» Instruções da tarefa
Copie fielmente cada linha dos registros abaixo, do começo ao fim, sem mudar nada.

(Registros das caixas dos elementos)
--
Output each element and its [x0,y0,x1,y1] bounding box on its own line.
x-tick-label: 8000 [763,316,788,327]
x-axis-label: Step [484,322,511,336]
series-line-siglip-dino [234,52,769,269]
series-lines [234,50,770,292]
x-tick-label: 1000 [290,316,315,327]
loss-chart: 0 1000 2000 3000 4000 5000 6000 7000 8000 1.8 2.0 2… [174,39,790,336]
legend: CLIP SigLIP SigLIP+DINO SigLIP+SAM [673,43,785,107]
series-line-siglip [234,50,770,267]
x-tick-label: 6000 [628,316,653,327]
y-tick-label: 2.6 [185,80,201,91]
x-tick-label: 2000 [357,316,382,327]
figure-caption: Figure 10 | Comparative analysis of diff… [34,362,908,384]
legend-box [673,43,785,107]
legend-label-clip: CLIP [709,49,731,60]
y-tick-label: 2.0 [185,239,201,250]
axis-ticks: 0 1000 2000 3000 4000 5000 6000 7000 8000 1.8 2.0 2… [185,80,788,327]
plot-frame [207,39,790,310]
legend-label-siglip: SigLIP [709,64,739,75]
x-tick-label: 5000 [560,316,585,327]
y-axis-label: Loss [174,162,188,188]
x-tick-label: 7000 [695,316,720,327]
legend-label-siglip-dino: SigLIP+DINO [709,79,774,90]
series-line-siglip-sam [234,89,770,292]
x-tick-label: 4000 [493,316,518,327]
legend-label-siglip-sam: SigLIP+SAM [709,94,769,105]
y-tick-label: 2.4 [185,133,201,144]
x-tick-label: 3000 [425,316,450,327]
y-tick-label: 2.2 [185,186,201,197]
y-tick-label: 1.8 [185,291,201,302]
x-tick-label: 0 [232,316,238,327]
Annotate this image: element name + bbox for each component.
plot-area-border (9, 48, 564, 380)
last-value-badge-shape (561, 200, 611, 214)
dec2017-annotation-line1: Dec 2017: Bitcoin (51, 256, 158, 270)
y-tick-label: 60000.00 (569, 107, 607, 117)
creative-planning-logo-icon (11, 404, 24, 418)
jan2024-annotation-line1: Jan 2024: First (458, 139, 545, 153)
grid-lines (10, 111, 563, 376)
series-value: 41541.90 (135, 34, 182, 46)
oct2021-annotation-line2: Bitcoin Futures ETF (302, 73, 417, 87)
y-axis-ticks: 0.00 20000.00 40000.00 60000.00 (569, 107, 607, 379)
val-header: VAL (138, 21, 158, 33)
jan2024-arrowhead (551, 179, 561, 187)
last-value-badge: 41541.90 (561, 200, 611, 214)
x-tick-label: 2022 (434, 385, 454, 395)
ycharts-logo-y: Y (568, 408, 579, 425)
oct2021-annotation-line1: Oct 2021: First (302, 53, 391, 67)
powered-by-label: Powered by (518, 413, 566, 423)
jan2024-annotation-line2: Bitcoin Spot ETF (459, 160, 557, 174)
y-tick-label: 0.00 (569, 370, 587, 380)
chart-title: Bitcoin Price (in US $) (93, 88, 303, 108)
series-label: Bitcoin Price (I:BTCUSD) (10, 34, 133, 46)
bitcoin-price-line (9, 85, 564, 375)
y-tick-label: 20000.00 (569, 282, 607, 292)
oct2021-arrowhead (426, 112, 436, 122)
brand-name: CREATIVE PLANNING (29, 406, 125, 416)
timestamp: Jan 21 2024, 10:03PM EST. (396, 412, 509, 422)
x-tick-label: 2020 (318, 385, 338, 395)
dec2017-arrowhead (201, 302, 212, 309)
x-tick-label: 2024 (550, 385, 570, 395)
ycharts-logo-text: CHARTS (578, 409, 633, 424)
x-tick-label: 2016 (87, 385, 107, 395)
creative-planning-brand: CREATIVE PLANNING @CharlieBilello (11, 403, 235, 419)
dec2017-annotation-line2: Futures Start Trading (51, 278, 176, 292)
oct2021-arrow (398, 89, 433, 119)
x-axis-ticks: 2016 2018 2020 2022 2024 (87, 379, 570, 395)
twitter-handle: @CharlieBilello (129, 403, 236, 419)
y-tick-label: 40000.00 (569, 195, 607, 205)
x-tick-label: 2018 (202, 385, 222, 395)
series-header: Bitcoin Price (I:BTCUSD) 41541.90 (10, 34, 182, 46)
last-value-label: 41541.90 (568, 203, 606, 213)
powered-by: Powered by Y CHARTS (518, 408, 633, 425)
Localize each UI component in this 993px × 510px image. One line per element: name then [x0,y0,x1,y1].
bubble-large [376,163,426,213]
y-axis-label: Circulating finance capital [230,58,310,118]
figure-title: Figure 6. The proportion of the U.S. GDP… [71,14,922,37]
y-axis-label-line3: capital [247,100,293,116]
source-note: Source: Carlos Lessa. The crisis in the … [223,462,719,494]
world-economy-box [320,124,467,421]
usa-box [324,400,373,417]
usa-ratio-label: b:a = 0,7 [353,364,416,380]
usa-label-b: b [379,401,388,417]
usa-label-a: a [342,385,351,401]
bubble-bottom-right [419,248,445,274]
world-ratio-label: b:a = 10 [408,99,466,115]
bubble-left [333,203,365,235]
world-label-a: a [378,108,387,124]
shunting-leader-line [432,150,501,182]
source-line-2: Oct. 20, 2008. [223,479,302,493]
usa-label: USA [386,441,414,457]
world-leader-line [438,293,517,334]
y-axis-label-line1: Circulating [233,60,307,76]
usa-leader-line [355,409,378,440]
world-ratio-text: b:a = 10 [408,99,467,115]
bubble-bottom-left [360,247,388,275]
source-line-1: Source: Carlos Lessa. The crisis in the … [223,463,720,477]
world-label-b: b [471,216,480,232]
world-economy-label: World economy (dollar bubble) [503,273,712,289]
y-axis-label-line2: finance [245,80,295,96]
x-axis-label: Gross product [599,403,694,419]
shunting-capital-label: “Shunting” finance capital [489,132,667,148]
--
» Solução detalhada
Output each element and its [x0,y0,x1,y1] bounding box on its own line.
x-tick-label: 8000 [763,316,788,327]
x-axis-label: Step [484,322,511,336]
series-line-siglip-dino [234,52,769,269]
series-lines [234,50,770,292]
x-tick-label: 1000 [290,316,315,327]
loss-chart: 0 1000 2000 3000 4000 5000 6000 7000 8000 1.8 2.0 2… [174,39,790,336]
legend: CLIP SigLIP SigLIP+DINO SigLIP+SAM [673,43,785,107]
series-line-siglip [234,50,770,267]
x-tick-label: 6000 [628,316,653,327]
y-tick-label: 2.6 [185,80,201,91]
x-tick-label: 2000 [357,316,382,327]
figure-caption: Figure 10 | Comparative analysis of diff… [34,362,908,384]
legend-box [673,43,785,107]
legend-label-clip: CLIP [709,49,731,60]
y-tick-label: 2.0 [185,239,201,250]
axis-ticks: 0 1000 2000 3000 4000 5000 6000 7000 8000 1.8 2.0 2… [185,80,788,327]
plot-frame [207,39,790,310]
legend-label-siglip: SigLIP [709,64,739,75]
x-tick-label: 5000 [560,316,585,327]
y-axis-label: Loss [174,162,188,188]
x-tick-label: 7000 [695,316,720,327]
legend-label-siglip-dino: SigLIP+DINO [709,79,774,90]
series-line-siglip-sam [234,89,770,292]
x-tick-label: 4000 [493,316,518,327]
legend-label-siglip-sam: SigLIP+SAM [709,94,769,105]
y-tick-label: 2.4 [185,133,201,144]
x-tick-label: 3000 [425,316,450,327]
y-tick-label: 2.2 [185,186,201,197]
y-tick-label: 1.8 [185,291,201,302]
x-tick-label: 0 [232,316,238,327]
Annotate this image: element name + bbox for each component.
plot-area-border (9, 48, 564, 380)
last-value-badge-shape (561, 200, 611, 214)
dec2017-annotation-line1: Dec 2017: Bitcoin (51, 256, 158, 270)
y-tick-label: 60000.00 (569, 107, 607, 117)
creative-planning-logo-icon (11, 404, 24, 418)
jan2024-annotation-line1: Jan 2024: First (458, 139, 545, 153)
grid-lines (10, 111, 563, 376)
series-value: 41541.90 (135, 34, 182, 46)
oct2021-annotation-line2: Bitcoin Futures ETF (302, 73, 417, 87)
y-axis-ticks: 0.00 20000.00 40000.00 60000.00 (569, 107, 607, 379)
val-header: VAL (138, 21, 158, 33)
jan2024-arrowhead (551, 179, 561, 187)
last-value-badge: 41541.90 (561, 200, 611, 214)
x-tick-label: 2022 (434, 385, 454, 395)
ycharts-logo-y: Y (568, 408, 579, 425)
oct2021-annotation-line1: Oct 2021: First (302, 53, 391, 67)
powered-by-label: Powered by (518, 413, 566, 423)
jan2024-annotation-line2: Bitcoin Spot ETF (459, 160, 557, 174)
y-tick-label: 0.00 (569, 370, 587, 380)
chart-title: Bitcoin Price (in US $) (93, 88, 303, 108)
series-label: Bitcoin Price (I:BTCUSD) (10, 34, 133, 46)
bitcoin-price-line (9, 85, 564, 375)
y-tick-label: 20000.00 (569, 282, 607, 292)
oct2021-arrowhead (426, 112, 436, 122)
brand-name: CREATIVE PLANNING (29, 406, 125, 416)
timestamp: Jan 21 2024, 10:03PM EST. (396, 412, 509, 422)
x-tick-label: 2020 (318, 385, 338, 395)
dec2017-arrowhead (201, 302, 212, 309)
x-tick-label: 2024 (550, 385, 570, 395)
ycharts-logo-text: CHARTS (578, 409, 633, 424)
x-tick-label: 2016 (87, 385, 107, 395)
creative-planning-brand: CREATIVE PLANNING @CharlieBilello (11, 403, 235, 419)
dec2017-annotation-line2: Futures Start Trading (51, 278, 176, 292)
oct2021-arrow (398, 89, 433, 119)
x-axis-ticks: 2016 2018 2020 2022 2024 (87, 379, 570, 395)
twitter-handle: @CharlieBilello (129, 403, 236, 419)
y-tick-label: 40000.00 (569, 195, 607, 205)
x-tick-label: 2018 (202, 385, 222, 395)
series-header: Bitcoin Price (I:BTCUSD) 41541.90 (10, 34, 182, 46)
last-value-label: 41541.90 (568, 203, 606, 213)
powered-by: Powered by Y CHARTS (518, 408, 633, 425)
Localize each UI component in this 993px × 510px image. One line per element: name then [x0,y0,x1,y1].
bubble-large [376,163,426,213]
y-axis-label: Circulating finance capital [230,58,310,118]
figure-title: Figure 6. The proportion of the U.S. GDP… [71,14,922,37]
y-axis-label-line3: capital [247,100,293,116]
source-note: Source: Carlos Lessa. The crisis in the … [223,462,719,494]
world-economy-box [320,124,467,421]
usa-box [324,400,373,417]
usa-ratio-label: b:a = 0,7 [353,364,416,380]
usa-label-b: b [379,401,388,417]
usa-label-a: a [342,385,351,401]
bubble-bottom-right [419,248,445,274]
world-ratio-label: b:a = 10 [408,99,466,115]
bubble-left [333,203,365,235]
world-label-a: a [378,108,387,124]
shunting-leader-line [432,150,501,182]
source-line-2: Oct. 20, 2008. [223,479,302,493]
usa-label: USA [386,441,414,457]
world-leader-line [438,293,517,334]
y-axis-label-line1: Circulating [233,60,307,76]
usa-leader-line [355,409,378,440]
world-ratio-text: b:a = 10 [408,99,467,115]
bubble-bottom-left [360,247,388,275]
source-line-1: Source: Carlos Lessa. The crisis in the … [223,463,720,477]
world-label-b: b [471,216,480,232]
world-economy-label: World economy (dollar bubble) [503,273,712,289]
y-axis-label-line2: finance [245,80,295,96]
x-axis-label: Gross product [599,403,694,419]
shunting-capital-label: “Shunting” finance capital [489,132,667,148]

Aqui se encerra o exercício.